■ Exercise goal
Determine how many lines in the entries below include "crude". The reply should be that number and nothing else.

[Opening Input section]

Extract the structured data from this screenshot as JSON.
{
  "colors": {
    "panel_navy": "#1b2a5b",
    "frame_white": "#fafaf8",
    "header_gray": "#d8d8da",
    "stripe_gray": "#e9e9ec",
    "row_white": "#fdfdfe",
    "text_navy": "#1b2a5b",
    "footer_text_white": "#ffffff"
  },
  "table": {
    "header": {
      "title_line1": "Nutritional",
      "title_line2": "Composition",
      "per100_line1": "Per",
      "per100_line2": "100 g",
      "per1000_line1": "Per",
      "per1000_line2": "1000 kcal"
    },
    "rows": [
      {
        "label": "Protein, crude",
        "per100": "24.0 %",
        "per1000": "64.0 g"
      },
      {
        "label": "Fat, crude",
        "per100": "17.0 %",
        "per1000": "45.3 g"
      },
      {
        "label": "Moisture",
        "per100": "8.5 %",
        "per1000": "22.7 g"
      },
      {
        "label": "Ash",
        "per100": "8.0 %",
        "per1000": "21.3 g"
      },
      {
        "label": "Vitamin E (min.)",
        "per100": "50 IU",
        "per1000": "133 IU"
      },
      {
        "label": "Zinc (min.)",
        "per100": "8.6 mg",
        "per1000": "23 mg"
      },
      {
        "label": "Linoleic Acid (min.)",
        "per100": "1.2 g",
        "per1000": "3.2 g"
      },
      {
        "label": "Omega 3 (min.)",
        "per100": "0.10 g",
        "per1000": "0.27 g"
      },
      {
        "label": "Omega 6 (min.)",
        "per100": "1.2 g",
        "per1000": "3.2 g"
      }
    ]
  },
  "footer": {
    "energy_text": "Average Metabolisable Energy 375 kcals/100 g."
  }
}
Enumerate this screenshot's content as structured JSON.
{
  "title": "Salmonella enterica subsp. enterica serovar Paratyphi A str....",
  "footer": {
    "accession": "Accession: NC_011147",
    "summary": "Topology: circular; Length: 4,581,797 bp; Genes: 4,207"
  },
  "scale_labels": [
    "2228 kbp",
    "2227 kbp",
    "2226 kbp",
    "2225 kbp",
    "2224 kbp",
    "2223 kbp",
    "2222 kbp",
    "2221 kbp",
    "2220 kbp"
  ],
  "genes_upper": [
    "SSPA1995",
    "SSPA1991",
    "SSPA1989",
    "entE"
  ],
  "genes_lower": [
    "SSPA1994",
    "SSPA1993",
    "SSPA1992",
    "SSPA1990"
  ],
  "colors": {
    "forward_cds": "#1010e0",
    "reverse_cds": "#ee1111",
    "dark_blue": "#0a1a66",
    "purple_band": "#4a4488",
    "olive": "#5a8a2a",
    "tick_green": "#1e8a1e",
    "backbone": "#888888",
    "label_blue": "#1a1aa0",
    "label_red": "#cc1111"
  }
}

[Closing Input section]

■ Response below
2